Brief: Retype the records below word for word and omit any image.

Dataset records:

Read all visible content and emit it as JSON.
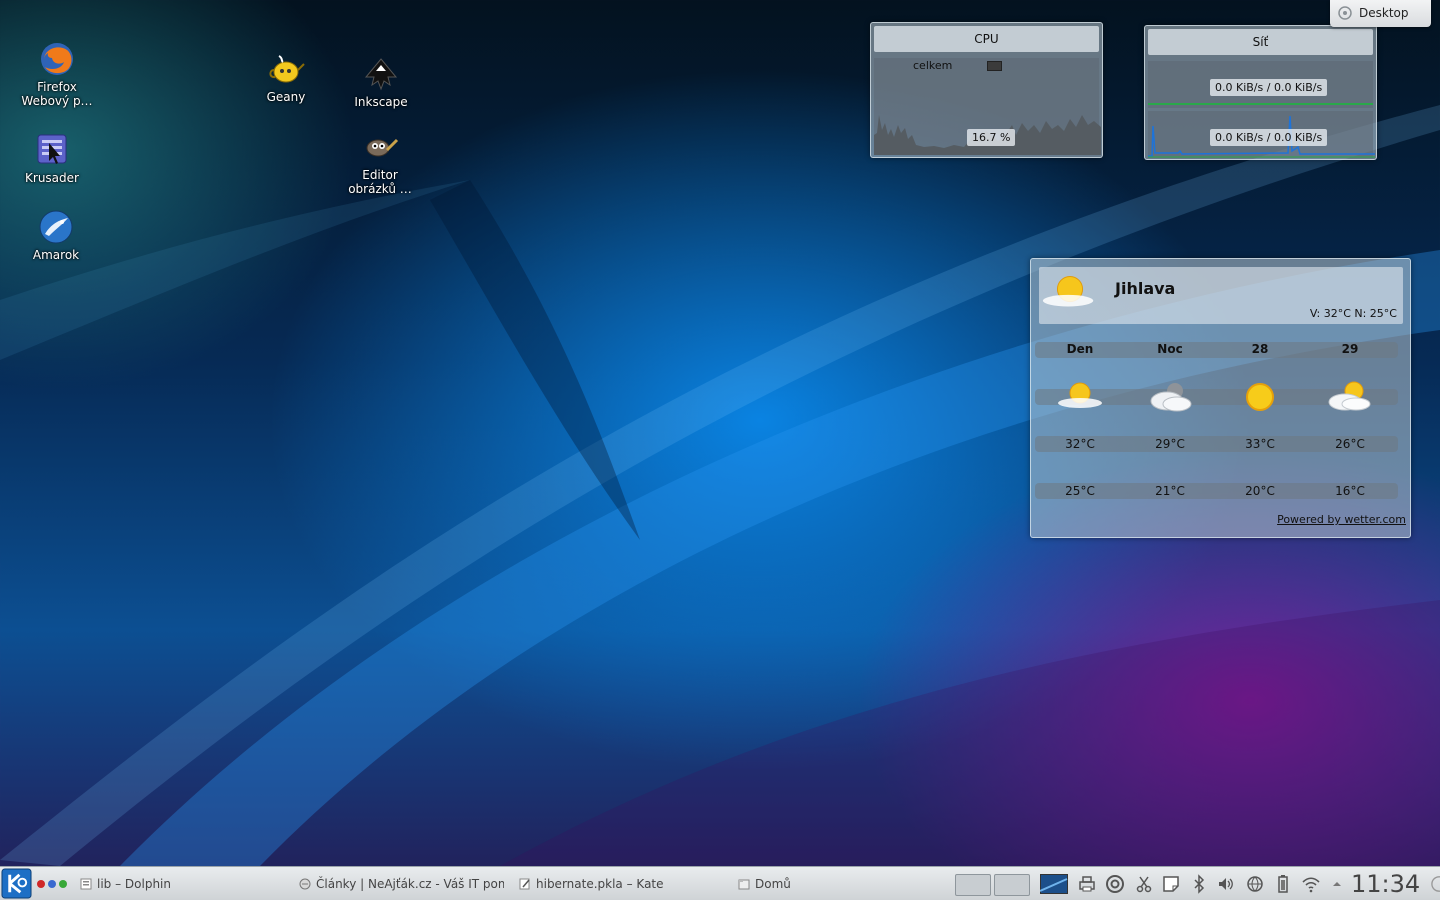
{
  "desktop_icons": [
    {
      "label_line1": "Firefox",
      "label_line2": "Webový p…",
      "icon": "firefox-icon"
    },
    {
      "label_line1": "Krusader",
      "label_line2": "",
      "icon": "krusader-icon"
    },
    {
      "label_line1": "Amarok",
      "label_line2": "",
      "icon": "amarok-icon"
    },
    {
      "label_line1": "Geany",
      "label_line2": "",
      "icon": "geany-icon"
    },
    {
      "label_line1": "Inkscape",
      "label_line2": "",
      "icon": "inkscape-icon"
    },
    {
      "label_line1": "Editor",
      "label_line2": "obrázků …",
      "icon": "gimp-icon"
    }
  ],
  "cpu_widget": {
    "title": "CPU",
    "legend_label": "celkem",
    "value": "16.7 %",
    "series_color": "#3b3b3b"
  },
  "network_widget": {
    "title": "Síť",
    "row1_value": "0.0 KiB/s / 0.0 KiB/s",
    "row2_value": "0.0 KiB/s / 0.0 KiB/s",
    "line_colors": [
      "#2aa84a",
      "#1e73d8"
    ]
  },
  "weather": {
    "city": "Jihlava",
    "hi_lo": "V: 32°C N: 25°C",
    "days": [
      {
        "label": "Den",
        "high": "32°C",
        "low": "25°C",
        "icon": "partly-cloudy-sun-icon"
      },
      {
        "label": "Noc",
        "high": "29°C",
        "low": "21°C",
        "icon": "cloudy-moon-icon"
      },
      {
        "label": "28",
        "high": "33°C",
        "low": "20°C",
        "icon": "sun-icon"
      },
      {
        "label": "29",
        "high": "26°C",
        "low": "16°C",
        "icon": "partly-cloudy-sun-icon"
      }
    ],
    "powered_by": "Powered by wetter.com"
  },
  "desktop_button": {
    "label": "Desktop"
  },
  "taskbar": {
    "tasks": [
      {
        "label": "lib – Dolphin",
        "icon": "dolphin-icon"
      },
      {
        "label": "Články | NeAjťák.cz - Váš IT pomoc",
        "icon": "browser-icon"
      },
      {
        "label": "hibernate.pkla – Kate",
        "icon": "kate-icon"
      },
      {
        "label": "Domů",
        "icon": "folder-icon"
      }
    ],
    "clock": "11:34"
  }
}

Right answer:
Read all visible content and emit it as JSON.
{
  "desktop_icons": [
    {
      "label_line1": "Firefox",
      "label_line2": "Webový p…",
      "icon": "firefox-icon"
    },
    {
      "label_line1": "Krusader",
      "label_line2": "",
      "icon": "krusader-icon"
    },
    {
      "label_line1": "Amarok",
      "label_line2": "",
      "icon": "amarok-icon"
    },
    {
      "label_line1": "Geany",
      "label_line2": "",
      "icon": "geany-icon"
    },
    {
      "label_line1": "Inkscape",
      "label_line2": "",
      "icon": "inkscape-icon"
    },
    {
      "label_line1": "Editor",
      "label_line2": "obrázků …",
      "icon": "gimp-icon"
    }
  ],
  "cpu_widget": {
    "title": "CPU",
    "legend_label": "celkem",
    "value": "16.7 %",
    "series_color": "#3b3b3b"
  },
  "network_widget": {
    "title": "Síť",
    "row1_value": "0.0 KiB/s / 0.0 KiB/s",
    "row2_value": "0.0 KiB/s / 0.0 KiB/s",
    "line_colors": [
      "#2aa84a",
      "#1e73d8"
    ]
  },
  "weather": {
    "city": "Jihlava",
    "hi_lo": "V: 32°C N: 25°C",
    "days": [
      {
        "label": "Den",
        "high": "32°C",
        "low": "25°C",
        "icon": "partly-cloudy-sun-icon"
      },
      {
        "label": "Noc",
        "high": "29°C",
        "low": "21°C",
        "icon": "cloudy-moon-icon"
      },
      {
        "label": "28",
        "high": "33°C",
        "low": "20°C",
        "icon": "sun-icon"
      },
      {
        "label": "29",
        "high": "26°C",
        "low": "16°C",
        "icon": "partly-cloudy-sun-icon"
      }
    ],
    "powered_by": "Powered by wetter.com"
  },
  "desktop_button": {
    "label": "Desktop"
  },
  "taskbar": {
    "tasks": [
      {
        "label": "lib – Dolphin",
        "icon": "dolphin-icon"
      },
      {
        "label": "Články | NeAjťák.cz - Váš IT pomoc",
        "icon": "browser-icon"
      },
      {
        "label": "hibernate.pkla – Kate",
        "icon": "kate-icon"
      },
      {
        "label": "Domů",
        "icon": "folder-icon"
      }
    ],
    "clock": "11:34"
  }
}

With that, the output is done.